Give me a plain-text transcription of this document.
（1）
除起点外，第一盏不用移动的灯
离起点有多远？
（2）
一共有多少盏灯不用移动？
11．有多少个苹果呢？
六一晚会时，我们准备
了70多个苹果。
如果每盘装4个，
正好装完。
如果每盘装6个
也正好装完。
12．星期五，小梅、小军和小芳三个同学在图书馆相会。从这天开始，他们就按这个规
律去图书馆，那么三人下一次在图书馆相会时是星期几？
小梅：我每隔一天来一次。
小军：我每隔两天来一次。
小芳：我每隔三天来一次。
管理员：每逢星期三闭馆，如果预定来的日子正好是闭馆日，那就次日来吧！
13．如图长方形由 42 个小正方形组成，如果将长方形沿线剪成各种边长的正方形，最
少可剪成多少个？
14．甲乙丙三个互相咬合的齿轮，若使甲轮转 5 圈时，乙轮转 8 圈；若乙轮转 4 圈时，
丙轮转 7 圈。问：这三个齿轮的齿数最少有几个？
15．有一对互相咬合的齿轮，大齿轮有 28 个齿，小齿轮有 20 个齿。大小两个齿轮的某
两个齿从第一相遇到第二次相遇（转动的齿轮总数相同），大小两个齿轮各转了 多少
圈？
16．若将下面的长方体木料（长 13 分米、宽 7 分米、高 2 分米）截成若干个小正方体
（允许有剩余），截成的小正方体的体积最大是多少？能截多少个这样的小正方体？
# # #
» TASK INSTRUCTIONS:
Exactly reproduce all of the entries.

» ANSWER FOR THIS EXERCISE:
Give me a plain-text transcription of this document.
（1）
除起点外，第一盏不用移动的灯
离起点有多远？
（2）
一共有多少盏灯不用移动？
11．有多少个苹果呢？
六一晚会时，我们准备
了70多个苹果。
如果每盘装4个，
正好装完。
如果每盘装6个
也正好装完。
12．星期五，小梅、小军和小芳三个同学在图书馆相会。从这天开始，他们就按这个规
律去图书馆，那么三人下一次在图书馆相会时是星期几？
小梅：我每隔一天来一次。
小军：我每隔两天来一次。
小芳：我每隔三天来一次。
管理员：每逢星期三闭馆，如果预定来的日子正好是闭馆日，那就次日来吧！
13．如图长方形由 42 个小正方形组成，如果将长方形沿线剪成各种边长的正方形，最
少可剪成多少个？
14．甲乙丙三个互相咬合的齿轮，若使甲轮转 5 圈时，乙轮转 8 圈；若乙轮转 4 圈时，
丙轮转 7 圈。问：这三个齿轮的齿数最少有几个？
15．有一对互相咬合的齿轮，大齿轮有 28 个齿，小齿轮有 20 个齿。大小两个齿轮的某
两个齿从第一相遇到第二次相遇（转动的齿轮总数相同），大小两个齿轮各转了 多少
圈？
16．若将下面的长方体木料（长 13 分米、宽 7 分米、高 2 分米）截成若干个小正方体
（允许有剩余），截成的小正方体的体积最大是多少？能截多少个这样的小正方体？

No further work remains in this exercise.